====== 提示本文

第69期 卒業式 式辞
2月24日(金)午前10時から 第69期卒業証書授与式 が挙行されました。
式 辞
春の訪れを感じる今日の佳き日、大阪府教育センターから稲田なおみ指導主事様をはじめ、多くのご来賓並びに保護者の皆様のご臨席を賜り、大阪府立港高等学校 第69回卒業証書授与式を挙行できますことを嬉しく思います。
ご来賓の皆様には、公私何かとご多忙の中、ご出席頂き誠にありがとうございます。高い席からではございますが、厚くお礼を申し上げます。また、保護者・ご家族の皆様におかれましては、卒業生を暖かく励まし、支えてこられた これまでの限りない愛情とご苦労に対しまして 深く敬意を表すると共に今日の日を迎えられたことを、心からお祝い申し上げます。
只今、卒業証書を授与された、313 名の皆さん、卒業おめでとう。港高校での思い出は、皆さん一人ひとりの胸に刻まれていることと思います。 楽しかったことばかりでなく、苦しかったことや辛かったこと、一所懸命に何かに取組み頑張ったこと、その量が多いほど思い出は深いものとなっているでしょう。
夢と希望に胸を膨らませながら港高校に入学した3年前、不安の入り混じった顔で高校生活をスタートさせたばかりの皆さんに、私は、高校生活は、新たな自分を知る、自分探しの旅、可能性への挑戦の時期であり、何事にも積極的にChallengeすることを旨としてほしい。そして、そのための努力を怠るなというお話をしました。今、これまでを振り返ってみて、皆さん自身はどうだったでしょうか。何かに打ち込めましたか、色んなことにチャレンジできましたか。また、入学の時に持った夢や目標は、どうなったのでしょう。実現できたのでしょうか、近づくことができたのでしょうか、そして、皆さんがこれから歩んでいく道は、その頃の夢とどのようにつながっているのでしょうか。
長い人生を考えたとき、高校生活は通過点にすぎません。今日から皆さんはそれぞれの道へ新しい一歩を踏み出します。先には色んなことが待ち受けているでしょう。人生には成功よりも、躓きや失敗の方が多いものです。 どんなに能力の高い人でも必ず失敗はします。勿論、失敗しないに越したことは無いし、失敗を歓迎する人はいないと思います。社会に出てからは失敗すれば、むしろ咎められたりすることの方が多いものです。でも、失敗は人生において必要不可欠なものです。チャレンジには、失敗がつきものですが、そのことを恐れて何もしないでいるというのは、自分自身の成長を妨げることに他なりません。大切なのは、失敗しないように努力する、準備をすることであり、たとえ失敗してもそこからどうして立ち上がり、何を学び、それを今後にどう生かしていくかということです。こう言っている私自身にも色んな失敗がありました。皆さんより一月遅れて私も港高校を最後に現職を退きますが、今皆さんに語りかけていることは、自分自身に語っているような気もしています。

============

> [課題のねらい A]: 式辞のうち、「夢と希望に胸を膨らませながら」から始まり「つながっているのでしょうか。」までの部分を、一字一句変えずに書き写してください。
以下のエントリは式辞の内容とは無関係です。

====== 課題用資料

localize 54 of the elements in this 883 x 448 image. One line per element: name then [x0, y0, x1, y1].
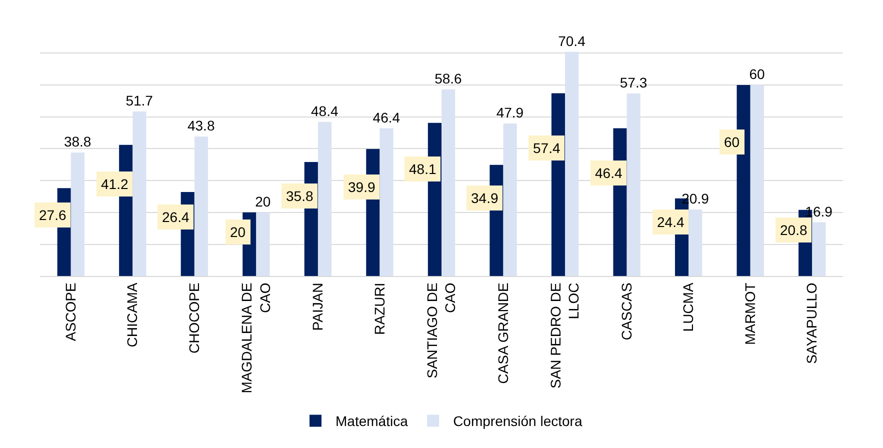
data-label: 58.6	[434, 70, 462, 86]
bar	[70, 152, 84, 276]
data-label: 27.6	[39, 207, 66, 223]
x-tick-label: CASA GRANDE	[494, 282, 511, 384]
data-label: 48.1	[409, 161, 436, 177]
x-tick-label: CASCAS	[618, 282, 634, 340]
data-label: 39.9	[348, 179, 376, 195]
x-tick-label: CHICAMA	[124, 282, 140, 348]
x-tick-label: CHOCOPE	[186, 282, 202, 354]
x-tick-label: SAYAPULLO	[804, 282, 820, 364]
data-label: 38.8	[64, 133, 92, 150]
data-label: 46.4	[595, 165, 622, 181]
data-label: 16.9	[805, 203, 833, 220]
x-tick-label: SAN PEDRO DE LLOC	[547, 282, 582, 389]
data-label: 46.4	[372, 109, 400, 126]
data-label: 57.3	[620, 74, 648, 91]
x-tick-label: MAGDALENA DE CAO	[238, 282, 273, 394]
data-label: 48.4	[311, 102, 338, 119]
data-label: 41.2	[101, 176, 128, 192]
x-tick-label: LUCMA	[680, 282, 696, 332]
data-label: 20	[255, 193, 271, 210]
data-label: 60	[724, 134, 740, 150]
data-label: 35.8	[286, 188, 314, 204]
data-label: 51.7	[126, 92, 154, 108]
bar	[318, 122, 332, 276]
bar	[688, 210, 702, 276]
data-label: 57.4	[533, 140, 560, 156]
data-label: 60	[749, 66, 766, 82]
data-label: 26.4	[162, 209, 190, 225]
x-tick-label: PAIJAN	[310, 282, 326, 331]
bar	[132, 111, 146, 276]
bar	[812, 222, 826, 276]
data-label: 20.9	[682, 190, 710, 207]
bar	[442, 89, 456, 276]
data-label: 47.9	[496, 104, 524, 120]
bar	[626, 94, 640, 276]
data-label: 20.8	[780, 222, 808, 238]
x-tick-label: RAZURI	[371, 282, 388, 335]
x-tick-label: SANTIAGO DE CAO	[424, 282, 458, 378]
data-label: 24.4	[657, 214, 684, 230]
data-label: 43.8	[187, 118, 215, 134]
data-label: 70.4	[558, 32, 586, 49]
bar	[750, 84, 764, 276]
bar	[503, 124, 517, 276]
bar	[256, 212, 270, 276]
bar	[194, 136, 208, 276]
data-label: 34.9	[471, 190, 498, 206]
legend-label: Comprensión lectora	[453, 413, 582, 430]
legend-label: Matemática	[336, 413, 408, 430]
data-label: 20	[230, 224, 246, 240]
bar	[380, 128, 394, 276]
x-tick-label: MARMOT	[742, 282, 758, 345]
bar	[565, 52, 579, 276]
x-tick-label: ASCOPE	[62, 282, 78, 342]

============

> [課題のねらい B]: 上のエントリから、文字列「legend」を含む行をすべて抜き出すこと。大文字と小文字は区別する。

> [解答全文 A]:
夢と希望に胸を膨らませながら港高校に入学した3年前、不安の入り混じった顔で高校生活をスタートさせたばかりの皆さんに、私は、高校生活は、新たな自分を知る、自分探しの旅、可能性への挑戦の時期であり、何事にも積極的にChallengeすることを旨としてほしい。そして、そのための努力を怠るなというお話をしました。今、これまでを振り返ってみて、皆さん自身はどうだったでしょうか。何かに打ち込めましたか、色んなことにチャレンジできましたか。また、入学の時に持った夢や目標は、どうなったのでしょう。実現できたのでしょうか、近づくことができたのでしょうか、そして、皆さんがこれから歩んでいく道は、その頃の夢とどのようにつながっているのでしょうか。

> [解答全文 B]:
legend-label: Comprensión lectora	[453, 413, 582, 430]
legend-label: Matemática	[336, 413, 408, 430]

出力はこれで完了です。